• **TEXT BLOCK**

There have been self-sustaining monasteries! Will there never be self-sustaining colleges? Is there anything like an inherent impossibility in a thousand men and women, in the fresh strength of youth, capable of a just subordination, working together, each for all and all for each, with the assistance of steam, machinery, and a thousand fertile acres—earning a subsistence by a few hours' labor per day, and securing, at least, half their time for the acquisition of the art, or the language, or the science which they prefer? I think not. We are at present a nation of ignoramuses, our ignorance rendered only the more conspicuous and misleading, by the faint intimations of knowledge which we acquire at our schools. Are we to remain such for ever?

• **SOURCE MATERIAL**
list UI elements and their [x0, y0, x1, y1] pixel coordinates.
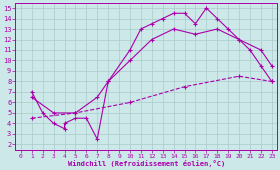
X-axis label: Windchill (Refroidissement éolien,°C): Windchill (Refroidissement éolien,°C) — [68, 160, 225, 167]
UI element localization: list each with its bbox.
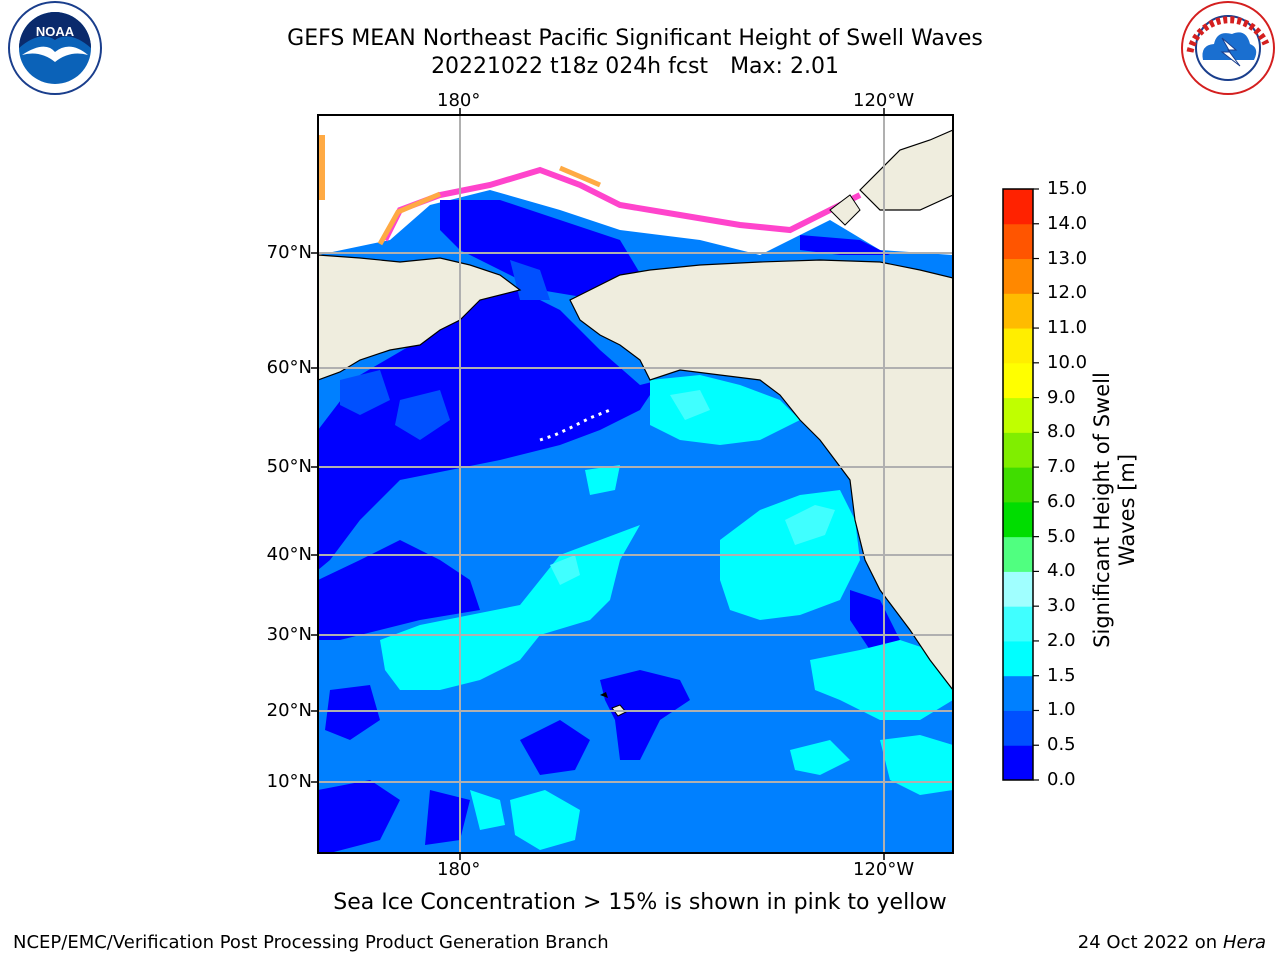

• **EXERCISE REQUIREMENTS**
Reproduce the passage on self-sustaining colleges, beginning at the words "There have been" and stopping after the words "such for ever?". The lines are material separate from the passage on self-sustaining colleges.

• **WRITTEN RESPONSE**
There have been self-sustaining monasteries! Will there never be self-sustaining colleges? Is there anything like an inherent impossibility in a thousand men and women, in the fresh strength of youth, capable of a just subordination, working together, each for all and all for each, with the assistance of steam, machinery, and a thousand fertile acres—earning a subsistence by a few hours' labor per day, and securing, at least, half their time for the acquisition of the art, or the language, or the science which they prefer? I think not. We are at present a nation of ignoramuses, our ignorance rendered only the more conspicuous and misleading, by the faint intimations of knowledge which we acquire at our schools. Are we to remain such for ever?